_Extracted entries_:
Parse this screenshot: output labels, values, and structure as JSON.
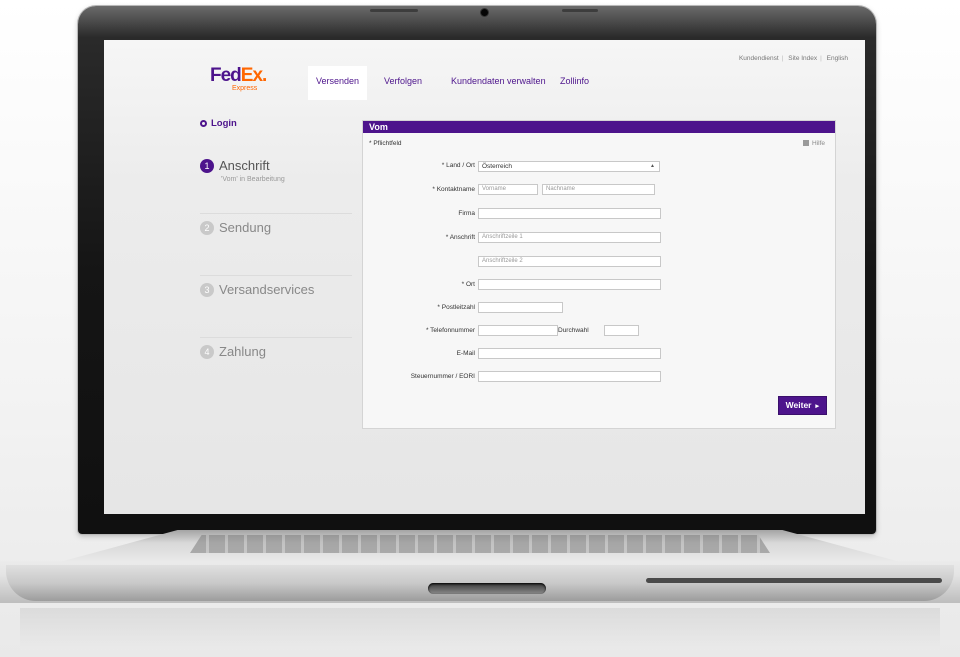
{
  "brand": {
    "logo_fed": "Fed",
    "logo_ex": "Ex",
    "logo_dot": ".",
    "logo_sub": "Express"
  },
  "nav": {
    "items": [
      "Versenden",
      "Verfolgen",
      "Kundendaten verwalten",
      "Zollinfo"
    ],
    "active": "Versenden"
  },
  "utility": {
    "links": [
      "Kundendienst",
      "Site Index",
      "English"
    ],
    "separator": "|"
  },
  "steps": {
    "login": "Login",
    "items": [
      {
        "num": "1",
        "label": "Anschrift",
        "sub": "'Vom' in Bearbeitung"
      },
      {
        "num": "2",
        "label": "Sendung"
      },
      {
        "num": "3",
        "label": "Versandservices"
      },
      {
        "num": "4",
        "label": "Zahlung"
      }
    ]
  },
  "form": {
    "title": "Vom",
    "required_note": "* Pflichtfeld",
    "help": "Hilfe",
    "country_label": "* Land / Ort",
    "country_value": "Österreich",
    "contact_label": "* Kontaktname",
    "contact_first_placeholder": "Vorname",
    "contact_last_placeholder": "Nachname",
    "company_label": "Firma",
    "address_label": "* Anschrift",
    "address1_placeholder": "Anschriftzeile 1",
    "address2_placeholder": "Anschriftzeile 2",
    "city_label": "* Ort",
    "postal_label": "* Postleitzahl",
    "phone_label": "* Telefonnummer",
    "ext_label": "Durchwahl",
    "email_label": "E-Mail",
    "tax_label": "Steuernummer / EORI",
    "submit_label": "Weiter",
    "submit_arrow": "▸"
  },
  "colors": {
    "fedex_purple": "#4d148c",
    "fedex_orange": "#ff6600"
  }
}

_What is asked_:
Replicate the material above verbatim; images stay out of the copy.

_Output_:
Parse this screenshot: output labels, values, and structure as JSON.
{
  "brand": {
    "logo_fed": "Fed",
    "logo_ex": "Ex",
    "logo_dot": ".",
    "logo_sub": "Express"
  },
  "nav": {
    "items": [
      "Versenden",
      "Verfolgen",
      "Kundendaten verwalten",
      "Zollinfo"
    ],
    "active": "Versenden"
  },
  "utility": {
    "links": [
      "Kundendienst",
      "Site Index",
      "English"
    ],
    "separator": "|"
  },
  "steps": {
    "login": "Login",
    "items": [
      {
        "num": "1",
        "label": "Anschrift",
        "sub": "'Vom' in Bearbeitung"
      },
      {
        "num": "2",
        "label": "Sendung"
      },
      {
        "num": "3",
        "label": "Versandservices"
      },
      {
        "num": "4",
        "label": "Zahlung"
      }
    ]
  },
  "form": {
    "title": "Vom",
    "required_note": "* Pflichtfeld",
    "help": "Hilfe",
    "country_label": "* Land / Ort",
    "country_value": "Österreich",
    "contact_label": "* Kontaktname",
    "contact_first_placeholder": "Vorname",
    "contact_last_placeholder": "Nachname",
    "company_label": "Firma",
    "address_label": "* Anschrift",
    "address1_placeholder": "Anschriftzeile 1",
    "address2_placeholder": "Anschriftzeile 2",
    "city_label": "* Ort",
    "postal_label": "* Postleitzahl",
    "phone_label": "* Telefonnummer",
    "ext_label": "Durchwahl",
    "email_label": "E-Mail",
    "tax_label": "Steuernummer / EORI",
    "submit_label": "Weiter",
    "submit_arrow": "▸"
  },
  "colors": {
    "fedex_purple": "#4d148c",
    "fedex_orange": "#ff6600"
  }
}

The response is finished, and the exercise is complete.